* _What is required_: Output the entries word for word. Omit images.

(Data records)
>>>

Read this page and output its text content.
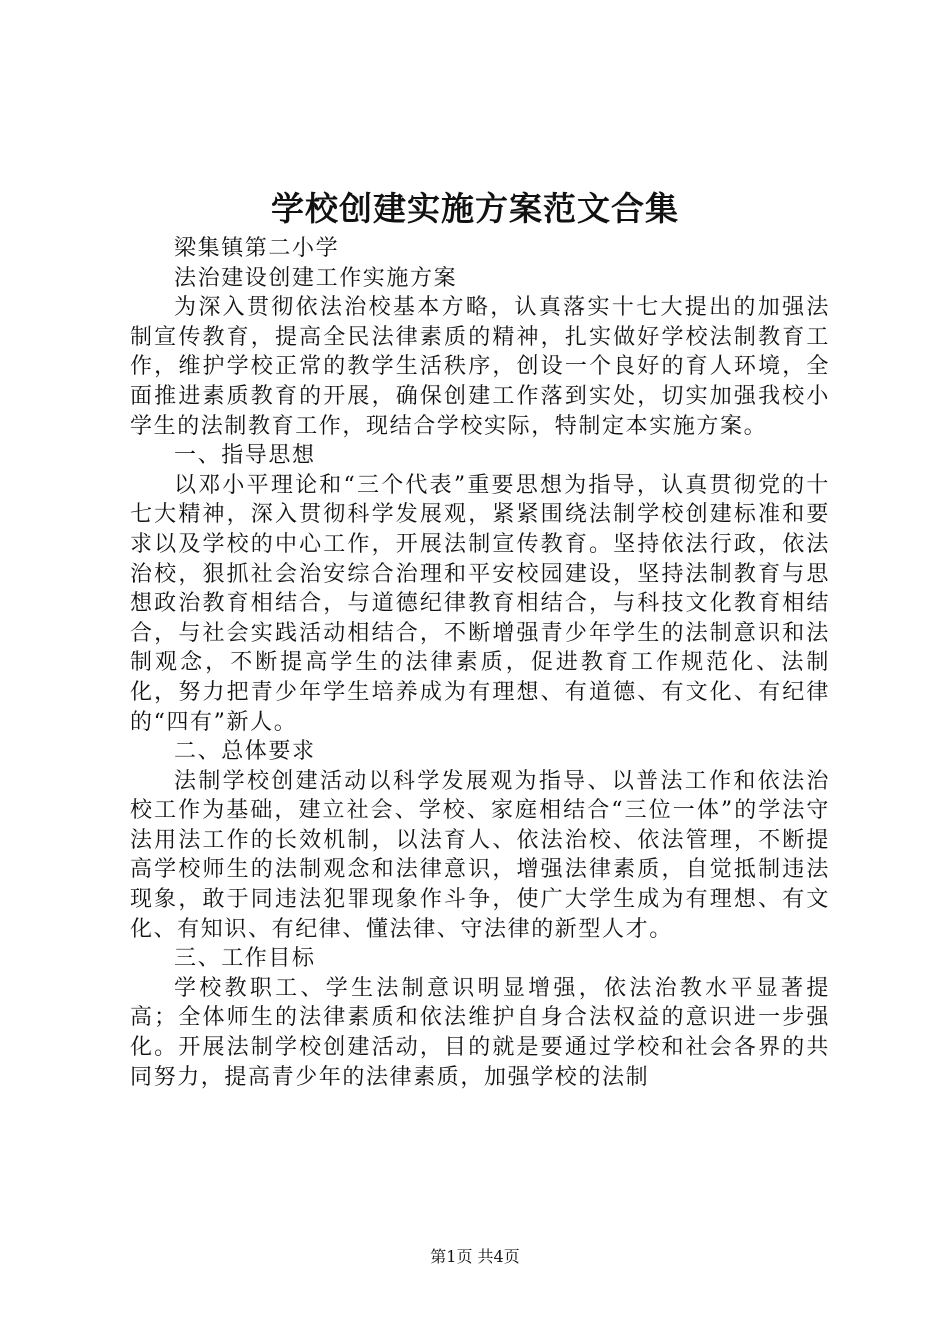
学校创建实施方案范文合集

梁集镇第二小学

法治建设创建工作实施方案

为深入贯彻依法治校基本方略，认真落实十七大提出的加强法制宣传教育，提高全民法律素质的精神，扎实做好学校法制教育工作，维护学校正常的教学生活秩序，创设一个良好的育人环境，全面推进素质教育的开展，确保创建工作落到实处，切实加强我校小学生的法制教育工作，现结合学校实际，特制定本实施方案。

一、指导思想

以邓小平理论和“三个代表”重要思想为指导，认真贯彻党的十七大精神，深入贯彻科学发展观，紧紧围绕法制学校创建标准和要求以及学校的中心工作，开展法制宣传教育。坚持依法行政，依法治校，狠抓社会治安综合治理和平安校园建设，坚持法制教育与思想政治教育相结合，与道德纪律教育相结合，与科技文化教育相结合，与社会实践活动相结合，不断增强青少年学生的法制意识和法制观念，不断提高学生的法律素质，促进教育工作规范化、法制化，努力把青少年学生培养成为有理想、有道德、有文化、有纪律的“四有”新人。

二、总体要求

法制学校创建活动以科学发展观为指导、以普法工作和依法治校工作为基础，建立社会、学校、家庭相结合“三位一体”的学法守法用法工作的长效机制，以法育人、依法治校、依法管理，不断提高学校师生的法制观念和法律意识，增强法律素质，自觉抵制违法现象，敢于同违法犯罪现象作斗争，使广大学生成为有理想、有文化、有知识、有纪律、懂法律、守法律的新型人才。

三、工作目标

学校教职工、学生法制意识明显增强，依法治教水平显著提高；全体师生的法律素质和依法维护自身合法权益的意识进一步强化。开展法制学校创建活动，目的就是要通过学校和社会各界的共同努力，提高青少年的法律素质，加强学校的法制

第1页 共4页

<<<

* _Output for this task_:
Read this page and output its text content.
学校创建实施方案范文合集

梁集镇第二小学

法治建设创建工作实施方案

为深入贯彻依法治校基本方略，认真落实十七大提出的加强法制宣传教育，提高全民法律素质的精神，扎实做好学校法制教育工作，维护学校正常的教学生活秩序，创设一个良好的育人环境，全面推进素质教育的开展，确保创建工作落到实处，切实加强我校小学生的法制教育工作，现结合学校实际，特制定本实施方案。

一、指导思想

以邓小平理论和“三个代表”重要思想为指导，认真贯彻党的十七大精神，深入贯彻科学发展观，紧紧围绕法制学校创建标准和要求以及学校的中心工作，开展法制宣传教育。坚持依法行政，依法治校，狠抓社会治安综合治理和平安校园建设，坚持法制教育与思想政治教育相结合，与道德纪律教育相结合，与科技文化教育相结合，与社会实践活动相结合，不断增强青少年学生的法制意识和法制观念，不断提高学生的法律素质，促进教育工作规范化、法制化，努力把青少年学生培养成为有理想、有道德、有文化、有纪律的“四有”新人。

二、总体要求

法制学校创建活动以科学发展观为指导、以普法工作和依法治校工作为基础，建立社会、学校、家庭相结合“三位一体”的学法守法用法工作的长效机制，以法育人、依法治校、依法管理，不断提高学校师生的法制观念和法律意识，增强法律素质，自觉抵制违法现象，敢于同违法犯罪现象作斗争，使广大学生成为有理想、有文化、有知识、有纪律、懂法律、守法律的新型人才。

三、工作目标

学校教职工、学生法制意识明显增强，依法治教水平显著提高；全体师生的法律素质和依法维护自身合法权益的意识进一步强化。开展法制学校创建活动，目的就是要通过学校和社会各界的共同努力，提高青少年的法律素质，加强学校的法制

第1页 共4页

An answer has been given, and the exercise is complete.